(Dataset rows about figures)
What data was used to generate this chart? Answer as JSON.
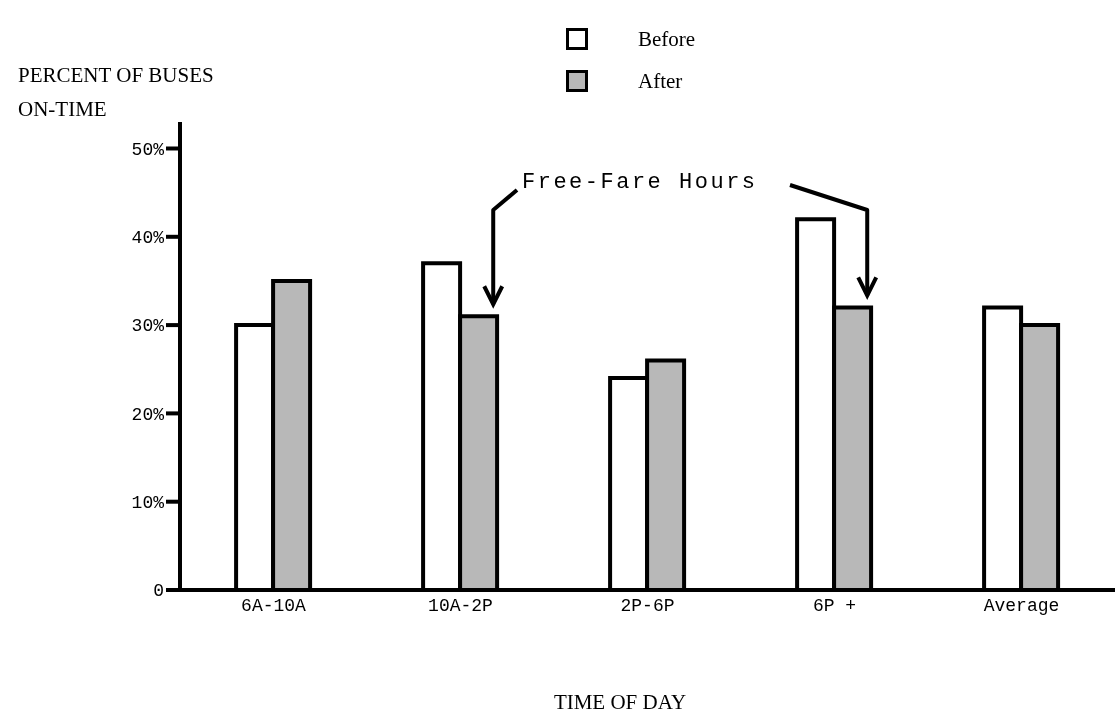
{
  "chart_data": {
    "type": "bar",
    "ylabel": "PERCENT OF BUSES ON-TIME",
    "xlabel": "TIME OF DAY",
    "categories": [
      "6A-10A",
      "10A-2P",
      "2P-6P",
      "6P +",
      "Average"
    ],
    "series": [
      {
        "name": "Before",
        "color": "#ffffff",
        "values": [
          30,
          37,
          24,
          42,
          32
        ]
      },
      {
        "name": "After",
        "color": "#b8b8b8",
        "values": [
          35,
          31,
          26,
          32,
          30
        ]
      }
    ],
    "ylim": [
      0,
      53
    ],
    "yticks": [
      0,
      {
        "value": 10,
        "label": "10%"
      },
      {
        "value": 20,
        "label": "20%"
      },
      {
        "value": 30,
        "label": "30%"
      },
      {
        "value": 40,
        "label": "40%"
      },
      {
        "value": 50,
        "label": "50%"
      }
    ],
    "legend": "top right",
    "annotations": [
      "Free-Fare Hours"
    ]
  }
}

OBJECTIVE -> Make an exact copy of the whole listing, but don't bring over any pictures.

THE RESPONSE ->
What data was used to generate this chart? Answer as JSON.
{
  "chart_data": {
    "type": "bar",
    "ylabel": "PERCENT OF BUSES ON-TIME",
    "xlabel": "TIME OF DAY",
    "categories": [
      "6A-10A",
      "10A-2P",
      "2P-6P",
      "6P +",
      "Average"
    ],
    "series": [
      {
        "name": "Before",
        "color": "#ffffff",
        "values": [
          30,
          37,
          24,
          42,
          32
        ]
      },
      {
        "name": "After",
        "color": "#b8b8b8",
        "values": [
          35,
          31,
          26,
          32,
          30
        ]
      }
    ],
    "ylim": [
      0,
      53
    ],
    "yticks": [
      0,
      {
        "value": 10,
        "label": "10%"
      },
      {
        "value": 20,
        "label": "20%"
      },
      {
        "value": 30,
        "label": "30%"
      },
      {
        "value": 40,
        "label": "40%"
      },
      {
        "value": 50,
        "label": "50%"
      }
    ],
    "legend": "top right",
    "annotations": [
      "Free-Fare Hours"
    ]
  }
}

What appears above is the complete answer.